_DATA TO USE_
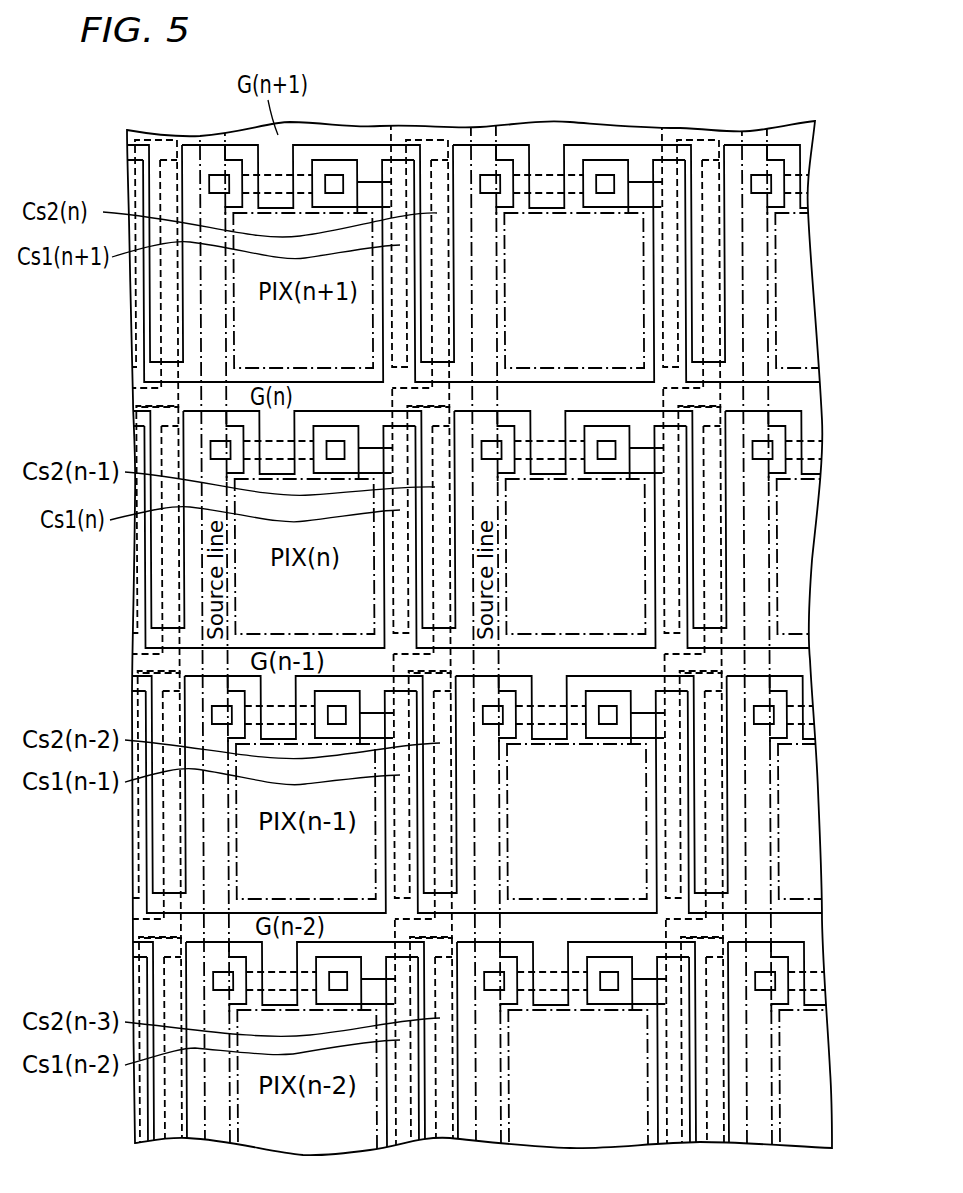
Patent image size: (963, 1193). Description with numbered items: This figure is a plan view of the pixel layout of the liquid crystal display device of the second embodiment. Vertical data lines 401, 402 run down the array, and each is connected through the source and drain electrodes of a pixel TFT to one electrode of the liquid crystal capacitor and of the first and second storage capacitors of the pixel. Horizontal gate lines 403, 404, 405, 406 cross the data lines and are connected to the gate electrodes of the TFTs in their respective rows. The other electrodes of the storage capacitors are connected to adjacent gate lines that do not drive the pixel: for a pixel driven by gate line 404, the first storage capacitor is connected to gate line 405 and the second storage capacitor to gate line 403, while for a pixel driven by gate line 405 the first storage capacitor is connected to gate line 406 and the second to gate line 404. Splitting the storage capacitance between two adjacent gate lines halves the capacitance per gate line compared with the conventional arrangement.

The data line 401 is at (212, 135).
The data line 402 is at (483, 135).
The gate line 403 is at (126, 133).
The gate line 404 is at (145, 400).
The gate line 405 is at (145, 668).
The gate line 406 is at (145, 933).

_WORK TO DO_
Rewrite the listing above, substituting "LCD device" for "liquid crystal display device" and changing nothing else. Leave the picture out of your answer.

_REPLY_
Patent image size: (963, 1193). Description with numbered items: This figure is a plan view of the pixel layout of the LCD device of the second embodiment. Vertical data lines 401, 402 run down the array, and each is connected through the source and drain electrodes of a pixel TFT to one electrode of the liquid crystal capacitor and of the first and second storage capacitors of the pixel. Horizontal gate lines 403, 404, 405, 406 cross the data lines and are connected to the gate electrodes of the TFTs in their respective rows. The other electrodes of the storage capacitors are connected to adjacent gate lines that do not drive the pixel: for a pixel driven by gate line 404, the first storage capacitor is connected to gate line 405 and the second storage capacitor to gate line 403, while for a pixel driven by gate line 405 the first storage capacitor is connected to gate line 406 and the second to gate line 404. Splitting the storage capacitance between two adjacent gate lines halves the capacitance per gate line compared with the conventional arrangement.

The data line 401 is at (212, 135).
The data line 402 is at (483, 135).
The gate line 403 is at (126, 133).
The gate line 404 is at (145, 400).
The gate line 405 is at (145, 668).
The gate line 406 is at (145, 933).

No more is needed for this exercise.